── Data lines ──

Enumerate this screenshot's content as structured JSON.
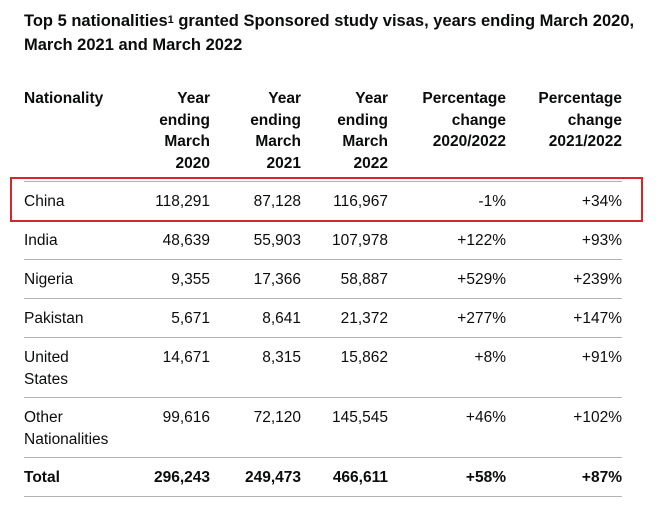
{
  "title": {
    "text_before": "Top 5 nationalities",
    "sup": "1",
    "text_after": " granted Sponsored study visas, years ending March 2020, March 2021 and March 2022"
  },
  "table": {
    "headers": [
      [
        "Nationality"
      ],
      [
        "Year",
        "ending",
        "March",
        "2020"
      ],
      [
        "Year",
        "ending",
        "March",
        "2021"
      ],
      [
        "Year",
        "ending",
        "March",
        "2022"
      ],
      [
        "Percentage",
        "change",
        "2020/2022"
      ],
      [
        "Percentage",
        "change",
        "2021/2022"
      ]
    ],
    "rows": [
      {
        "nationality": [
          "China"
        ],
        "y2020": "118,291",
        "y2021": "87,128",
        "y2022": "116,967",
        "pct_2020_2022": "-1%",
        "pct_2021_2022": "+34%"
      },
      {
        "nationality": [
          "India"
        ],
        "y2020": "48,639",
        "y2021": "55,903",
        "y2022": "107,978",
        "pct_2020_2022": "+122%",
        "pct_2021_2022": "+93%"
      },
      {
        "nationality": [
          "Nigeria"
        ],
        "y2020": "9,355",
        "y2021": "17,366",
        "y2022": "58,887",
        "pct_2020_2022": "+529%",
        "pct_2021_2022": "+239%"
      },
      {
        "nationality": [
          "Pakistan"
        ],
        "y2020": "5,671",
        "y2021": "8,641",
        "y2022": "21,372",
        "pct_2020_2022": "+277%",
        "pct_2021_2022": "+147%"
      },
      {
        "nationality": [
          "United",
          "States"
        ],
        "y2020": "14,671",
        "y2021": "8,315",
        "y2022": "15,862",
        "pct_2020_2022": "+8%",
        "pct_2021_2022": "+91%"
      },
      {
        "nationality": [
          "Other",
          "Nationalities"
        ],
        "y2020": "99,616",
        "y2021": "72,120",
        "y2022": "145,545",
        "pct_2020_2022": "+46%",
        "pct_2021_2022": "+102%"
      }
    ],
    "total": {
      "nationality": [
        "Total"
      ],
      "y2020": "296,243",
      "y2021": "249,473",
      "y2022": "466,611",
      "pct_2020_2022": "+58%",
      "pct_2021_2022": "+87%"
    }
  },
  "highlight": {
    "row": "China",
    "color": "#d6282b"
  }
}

───
── Data lines ──

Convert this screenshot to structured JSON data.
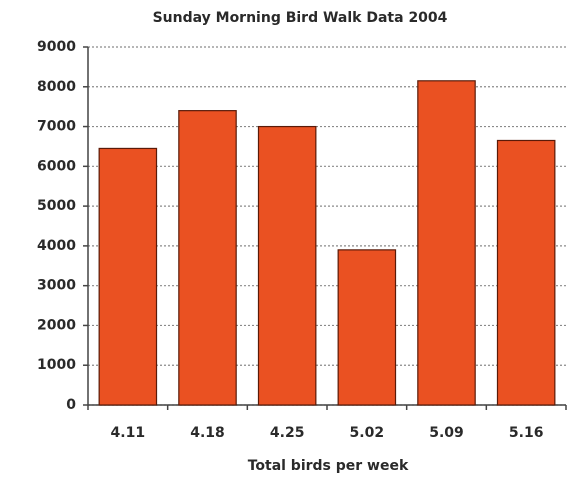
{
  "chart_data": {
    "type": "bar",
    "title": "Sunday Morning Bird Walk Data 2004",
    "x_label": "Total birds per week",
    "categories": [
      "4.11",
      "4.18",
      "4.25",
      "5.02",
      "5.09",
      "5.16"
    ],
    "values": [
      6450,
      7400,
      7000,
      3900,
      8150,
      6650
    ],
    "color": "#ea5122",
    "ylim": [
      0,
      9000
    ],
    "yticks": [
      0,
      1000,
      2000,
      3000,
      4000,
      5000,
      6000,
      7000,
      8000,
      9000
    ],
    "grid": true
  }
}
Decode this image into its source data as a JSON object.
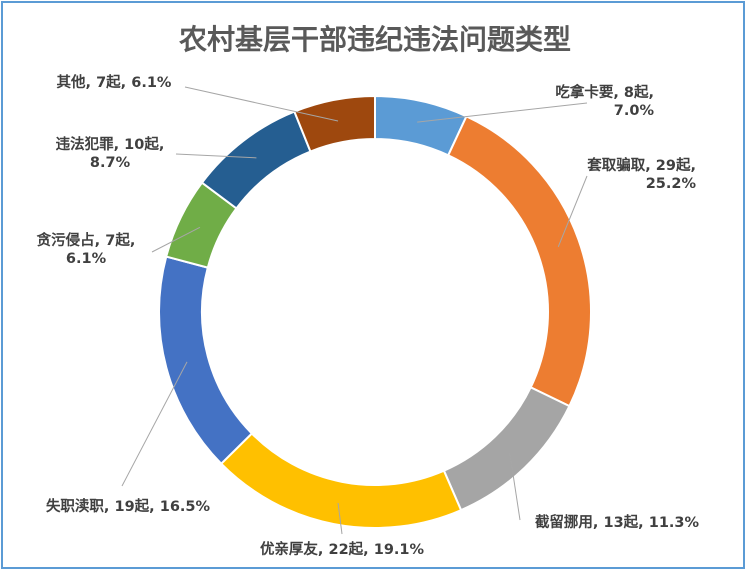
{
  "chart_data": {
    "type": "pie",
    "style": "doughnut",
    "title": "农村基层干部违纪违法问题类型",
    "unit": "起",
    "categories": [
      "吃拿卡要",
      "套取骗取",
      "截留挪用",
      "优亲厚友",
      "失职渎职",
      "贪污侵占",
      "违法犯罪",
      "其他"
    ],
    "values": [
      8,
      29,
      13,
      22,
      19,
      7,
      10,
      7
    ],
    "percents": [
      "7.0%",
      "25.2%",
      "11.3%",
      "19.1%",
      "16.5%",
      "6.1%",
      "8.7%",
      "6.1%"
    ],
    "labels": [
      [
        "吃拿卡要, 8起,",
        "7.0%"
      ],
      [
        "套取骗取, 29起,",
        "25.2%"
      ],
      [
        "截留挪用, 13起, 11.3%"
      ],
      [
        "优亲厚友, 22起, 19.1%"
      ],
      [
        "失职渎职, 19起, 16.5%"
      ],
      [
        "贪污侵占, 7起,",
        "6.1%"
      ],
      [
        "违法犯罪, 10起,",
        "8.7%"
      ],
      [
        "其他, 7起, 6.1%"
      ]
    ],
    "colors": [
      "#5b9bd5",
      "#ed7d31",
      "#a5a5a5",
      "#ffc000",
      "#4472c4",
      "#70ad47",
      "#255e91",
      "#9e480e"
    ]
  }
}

───
── Data lines ──

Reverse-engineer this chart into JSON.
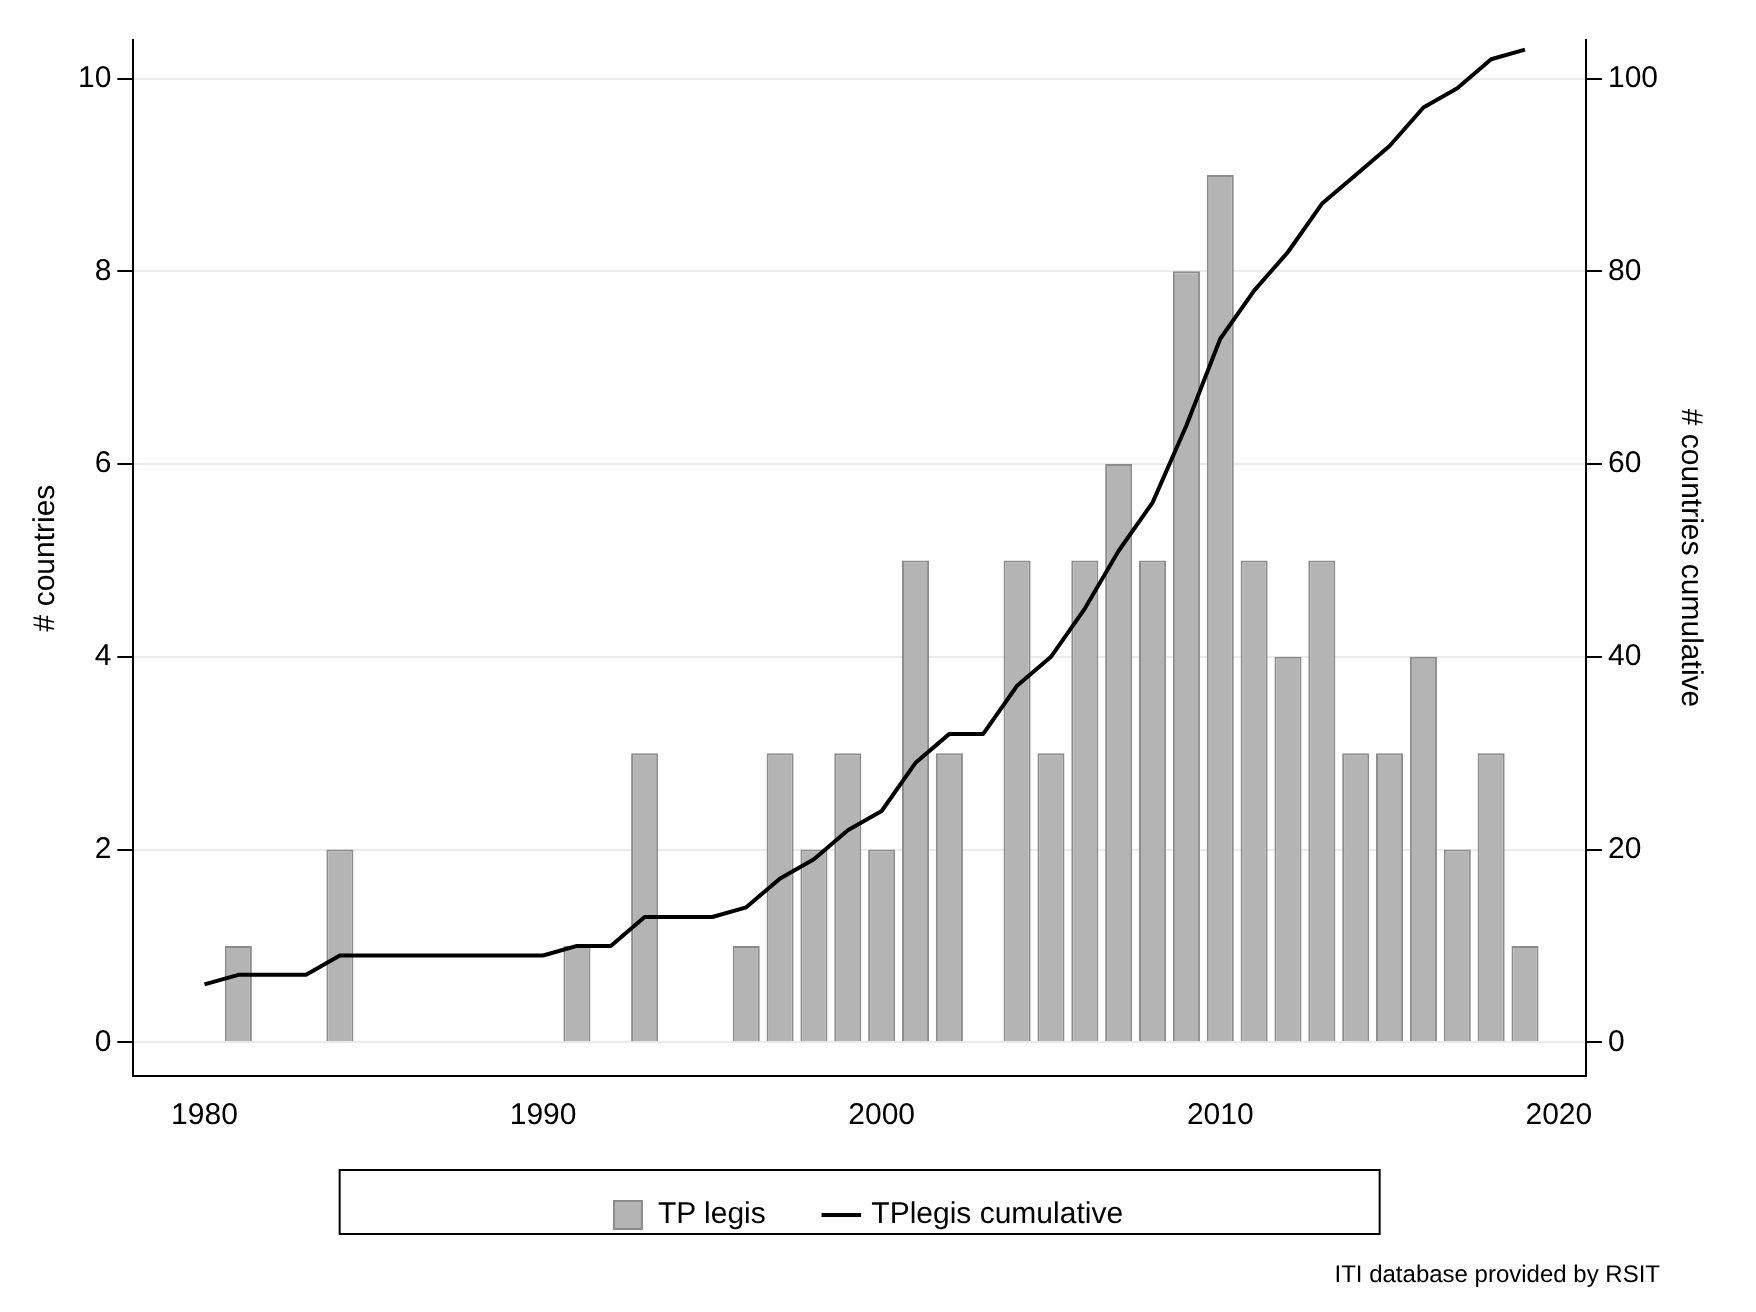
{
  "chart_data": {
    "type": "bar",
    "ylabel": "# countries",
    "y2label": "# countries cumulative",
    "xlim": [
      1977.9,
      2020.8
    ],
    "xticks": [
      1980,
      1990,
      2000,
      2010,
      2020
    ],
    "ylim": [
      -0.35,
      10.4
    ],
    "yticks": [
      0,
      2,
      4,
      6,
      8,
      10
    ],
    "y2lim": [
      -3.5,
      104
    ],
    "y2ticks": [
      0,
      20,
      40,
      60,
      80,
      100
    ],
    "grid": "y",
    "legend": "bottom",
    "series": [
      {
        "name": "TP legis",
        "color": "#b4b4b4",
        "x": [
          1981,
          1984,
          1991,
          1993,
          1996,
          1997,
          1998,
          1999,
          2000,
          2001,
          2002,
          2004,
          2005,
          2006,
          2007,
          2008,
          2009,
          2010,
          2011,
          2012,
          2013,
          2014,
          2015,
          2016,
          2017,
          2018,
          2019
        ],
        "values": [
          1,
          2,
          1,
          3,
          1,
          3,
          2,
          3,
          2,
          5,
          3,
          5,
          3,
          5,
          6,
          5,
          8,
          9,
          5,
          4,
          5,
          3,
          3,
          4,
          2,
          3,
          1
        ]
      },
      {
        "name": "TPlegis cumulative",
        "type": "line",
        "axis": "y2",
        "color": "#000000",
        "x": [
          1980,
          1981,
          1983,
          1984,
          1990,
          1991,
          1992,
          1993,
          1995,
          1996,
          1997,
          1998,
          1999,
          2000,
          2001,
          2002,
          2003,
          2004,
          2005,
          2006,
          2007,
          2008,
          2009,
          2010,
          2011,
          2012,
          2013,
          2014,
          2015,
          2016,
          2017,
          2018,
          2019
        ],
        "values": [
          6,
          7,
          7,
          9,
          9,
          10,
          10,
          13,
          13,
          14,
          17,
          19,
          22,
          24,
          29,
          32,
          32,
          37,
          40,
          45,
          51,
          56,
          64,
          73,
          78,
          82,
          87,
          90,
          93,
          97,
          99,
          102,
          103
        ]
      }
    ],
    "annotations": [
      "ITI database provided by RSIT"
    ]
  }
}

───

● What this task involves: Identify and copy lines that hold the string "JSON".

● Answer to the exercise:
Enumerate this screenshot's content as structured JSON.
Convert this screenshot to structured JSON data.
Decode this image into its source data as a JSON object.
Reverse-engineer this chart into JSON.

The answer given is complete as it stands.